**** ENTRIES SHOWN

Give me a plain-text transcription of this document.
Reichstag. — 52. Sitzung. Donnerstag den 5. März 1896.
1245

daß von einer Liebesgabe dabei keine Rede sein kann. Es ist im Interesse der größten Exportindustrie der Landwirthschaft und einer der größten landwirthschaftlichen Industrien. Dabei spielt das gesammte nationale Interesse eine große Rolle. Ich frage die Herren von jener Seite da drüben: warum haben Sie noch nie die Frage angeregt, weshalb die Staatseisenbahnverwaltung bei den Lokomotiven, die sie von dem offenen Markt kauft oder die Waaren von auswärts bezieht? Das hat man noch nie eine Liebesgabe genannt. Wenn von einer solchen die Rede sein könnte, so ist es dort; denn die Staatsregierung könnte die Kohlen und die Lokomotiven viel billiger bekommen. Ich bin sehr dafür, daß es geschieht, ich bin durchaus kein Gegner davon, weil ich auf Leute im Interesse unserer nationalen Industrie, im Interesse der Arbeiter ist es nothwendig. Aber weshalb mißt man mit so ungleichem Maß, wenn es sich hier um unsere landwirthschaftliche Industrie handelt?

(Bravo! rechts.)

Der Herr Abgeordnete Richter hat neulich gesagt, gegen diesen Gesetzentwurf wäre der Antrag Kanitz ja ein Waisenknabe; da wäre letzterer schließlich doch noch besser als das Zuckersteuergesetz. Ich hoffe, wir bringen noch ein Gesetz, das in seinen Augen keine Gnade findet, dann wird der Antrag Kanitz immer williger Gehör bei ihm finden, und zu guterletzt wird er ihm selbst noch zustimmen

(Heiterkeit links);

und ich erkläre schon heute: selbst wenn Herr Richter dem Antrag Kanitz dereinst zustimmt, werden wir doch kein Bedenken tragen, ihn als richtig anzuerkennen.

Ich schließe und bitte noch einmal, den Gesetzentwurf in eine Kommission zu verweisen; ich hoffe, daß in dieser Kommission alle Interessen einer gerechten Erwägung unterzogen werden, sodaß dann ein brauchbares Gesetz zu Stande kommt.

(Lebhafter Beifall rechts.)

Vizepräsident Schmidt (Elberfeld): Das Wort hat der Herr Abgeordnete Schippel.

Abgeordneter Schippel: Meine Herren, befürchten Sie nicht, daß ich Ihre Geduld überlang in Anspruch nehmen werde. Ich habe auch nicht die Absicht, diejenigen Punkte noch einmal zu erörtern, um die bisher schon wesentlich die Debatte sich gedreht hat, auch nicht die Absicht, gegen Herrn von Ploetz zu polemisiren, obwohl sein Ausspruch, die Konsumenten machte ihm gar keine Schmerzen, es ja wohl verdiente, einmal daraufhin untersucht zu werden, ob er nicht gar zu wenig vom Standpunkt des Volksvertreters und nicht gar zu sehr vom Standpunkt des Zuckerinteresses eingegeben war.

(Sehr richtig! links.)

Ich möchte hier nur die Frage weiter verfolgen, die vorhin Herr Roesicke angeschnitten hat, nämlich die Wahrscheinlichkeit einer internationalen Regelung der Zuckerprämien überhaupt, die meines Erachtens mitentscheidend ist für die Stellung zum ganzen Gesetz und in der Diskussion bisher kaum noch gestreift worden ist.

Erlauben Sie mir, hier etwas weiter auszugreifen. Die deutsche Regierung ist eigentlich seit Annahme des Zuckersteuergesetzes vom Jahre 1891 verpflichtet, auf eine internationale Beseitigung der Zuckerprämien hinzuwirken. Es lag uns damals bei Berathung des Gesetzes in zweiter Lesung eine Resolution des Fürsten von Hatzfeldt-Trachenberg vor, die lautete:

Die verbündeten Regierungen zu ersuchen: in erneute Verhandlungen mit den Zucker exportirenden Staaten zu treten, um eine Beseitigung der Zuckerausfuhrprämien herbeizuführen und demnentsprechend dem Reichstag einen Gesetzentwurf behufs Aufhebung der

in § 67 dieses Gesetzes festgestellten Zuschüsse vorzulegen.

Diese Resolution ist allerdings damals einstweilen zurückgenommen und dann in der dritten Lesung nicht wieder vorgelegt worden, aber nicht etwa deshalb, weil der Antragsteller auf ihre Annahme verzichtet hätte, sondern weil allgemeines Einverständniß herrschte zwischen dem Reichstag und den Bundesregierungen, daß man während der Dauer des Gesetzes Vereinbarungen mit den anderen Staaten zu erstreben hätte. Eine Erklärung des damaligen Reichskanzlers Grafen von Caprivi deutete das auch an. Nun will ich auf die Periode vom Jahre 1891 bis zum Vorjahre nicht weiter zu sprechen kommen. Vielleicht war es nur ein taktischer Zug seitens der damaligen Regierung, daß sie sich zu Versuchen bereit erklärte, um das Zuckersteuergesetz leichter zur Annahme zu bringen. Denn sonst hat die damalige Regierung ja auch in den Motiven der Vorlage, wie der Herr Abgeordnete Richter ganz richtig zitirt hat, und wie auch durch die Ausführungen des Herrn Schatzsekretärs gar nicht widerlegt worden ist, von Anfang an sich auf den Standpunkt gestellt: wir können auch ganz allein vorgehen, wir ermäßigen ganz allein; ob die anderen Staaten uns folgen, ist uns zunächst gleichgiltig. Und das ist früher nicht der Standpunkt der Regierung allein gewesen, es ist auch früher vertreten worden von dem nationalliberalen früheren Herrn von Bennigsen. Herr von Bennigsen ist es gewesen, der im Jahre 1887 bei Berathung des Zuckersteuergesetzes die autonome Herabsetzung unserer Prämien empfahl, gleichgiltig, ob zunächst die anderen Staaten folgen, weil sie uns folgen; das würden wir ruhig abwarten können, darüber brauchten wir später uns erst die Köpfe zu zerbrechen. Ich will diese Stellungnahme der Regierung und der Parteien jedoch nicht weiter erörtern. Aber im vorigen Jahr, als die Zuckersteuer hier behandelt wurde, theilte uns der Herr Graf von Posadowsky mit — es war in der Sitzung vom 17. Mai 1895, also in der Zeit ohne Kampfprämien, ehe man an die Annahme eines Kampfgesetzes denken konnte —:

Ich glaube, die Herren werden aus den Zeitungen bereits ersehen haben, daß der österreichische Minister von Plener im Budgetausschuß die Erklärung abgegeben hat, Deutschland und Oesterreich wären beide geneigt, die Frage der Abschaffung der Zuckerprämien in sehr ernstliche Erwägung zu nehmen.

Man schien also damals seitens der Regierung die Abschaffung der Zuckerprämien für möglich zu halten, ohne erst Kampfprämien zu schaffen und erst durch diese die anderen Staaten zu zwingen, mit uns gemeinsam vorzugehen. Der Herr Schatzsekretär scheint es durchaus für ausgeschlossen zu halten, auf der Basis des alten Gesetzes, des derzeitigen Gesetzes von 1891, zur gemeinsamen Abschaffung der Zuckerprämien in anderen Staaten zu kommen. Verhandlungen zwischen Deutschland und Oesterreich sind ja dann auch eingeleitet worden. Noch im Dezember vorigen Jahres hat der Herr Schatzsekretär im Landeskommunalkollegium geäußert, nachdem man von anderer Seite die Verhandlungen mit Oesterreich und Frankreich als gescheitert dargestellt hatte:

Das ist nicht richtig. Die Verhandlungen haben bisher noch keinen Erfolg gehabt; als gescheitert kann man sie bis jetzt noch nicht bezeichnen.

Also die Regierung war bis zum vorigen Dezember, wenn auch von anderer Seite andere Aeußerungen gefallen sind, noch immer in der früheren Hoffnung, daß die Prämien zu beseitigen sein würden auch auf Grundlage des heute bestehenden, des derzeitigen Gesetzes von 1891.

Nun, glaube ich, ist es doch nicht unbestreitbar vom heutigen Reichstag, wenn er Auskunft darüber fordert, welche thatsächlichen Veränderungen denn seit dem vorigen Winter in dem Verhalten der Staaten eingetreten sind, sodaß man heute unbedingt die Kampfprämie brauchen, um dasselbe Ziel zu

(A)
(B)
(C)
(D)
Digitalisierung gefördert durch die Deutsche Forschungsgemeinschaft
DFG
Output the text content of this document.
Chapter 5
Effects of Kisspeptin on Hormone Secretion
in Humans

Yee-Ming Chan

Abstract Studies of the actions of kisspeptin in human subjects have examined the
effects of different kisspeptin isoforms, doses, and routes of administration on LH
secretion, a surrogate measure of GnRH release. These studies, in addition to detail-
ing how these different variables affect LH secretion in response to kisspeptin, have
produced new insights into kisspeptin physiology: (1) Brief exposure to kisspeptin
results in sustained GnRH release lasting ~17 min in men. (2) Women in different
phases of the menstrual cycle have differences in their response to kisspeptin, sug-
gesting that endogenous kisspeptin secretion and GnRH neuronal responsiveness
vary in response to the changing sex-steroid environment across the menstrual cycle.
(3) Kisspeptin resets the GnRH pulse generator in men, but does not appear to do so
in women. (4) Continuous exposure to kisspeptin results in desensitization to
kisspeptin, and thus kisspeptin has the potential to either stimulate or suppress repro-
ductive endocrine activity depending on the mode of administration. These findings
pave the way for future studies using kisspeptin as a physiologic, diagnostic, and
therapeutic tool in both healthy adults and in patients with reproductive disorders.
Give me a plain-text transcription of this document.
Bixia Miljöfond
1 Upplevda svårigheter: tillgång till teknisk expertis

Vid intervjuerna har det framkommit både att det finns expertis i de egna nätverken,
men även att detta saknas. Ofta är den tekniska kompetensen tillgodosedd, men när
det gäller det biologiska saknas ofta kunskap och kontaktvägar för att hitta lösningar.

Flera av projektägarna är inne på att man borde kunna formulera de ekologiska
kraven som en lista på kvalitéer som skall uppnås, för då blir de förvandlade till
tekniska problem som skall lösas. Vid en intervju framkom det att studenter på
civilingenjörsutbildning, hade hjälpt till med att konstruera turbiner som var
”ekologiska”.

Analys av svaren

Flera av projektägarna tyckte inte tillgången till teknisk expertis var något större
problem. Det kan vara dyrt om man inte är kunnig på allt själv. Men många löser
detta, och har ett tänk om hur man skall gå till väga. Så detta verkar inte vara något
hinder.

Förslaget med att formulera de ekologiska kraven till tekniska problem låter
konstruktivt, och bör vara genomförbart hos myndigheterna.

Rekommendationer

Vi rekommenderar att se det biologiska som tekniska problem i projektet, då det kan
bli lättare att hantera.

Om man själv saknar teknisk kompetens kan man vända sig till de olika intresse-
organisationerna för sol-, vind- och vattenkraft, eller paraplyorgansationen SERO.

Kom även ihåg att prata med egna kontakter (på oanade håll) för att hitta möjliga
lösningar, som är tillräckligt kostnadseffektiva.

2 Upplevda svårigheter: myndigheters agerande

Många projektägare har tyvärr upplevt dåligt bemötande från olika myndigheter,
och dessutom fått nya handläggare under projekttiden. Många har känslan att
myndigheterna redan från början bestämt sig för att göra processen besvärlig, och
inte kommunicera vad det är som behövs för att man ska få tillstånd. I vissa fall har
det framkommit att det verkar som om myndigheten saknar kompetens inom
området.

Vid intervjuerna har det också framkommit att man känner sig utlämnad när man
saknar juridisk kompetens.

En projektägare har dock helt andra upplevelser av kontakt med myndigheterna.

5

********

> [TASK DETAILS] For the listing above, say how many lines hold the word "Upplevda". Nothing but the number is needed.

> [WRITTEN RESPONSE] 2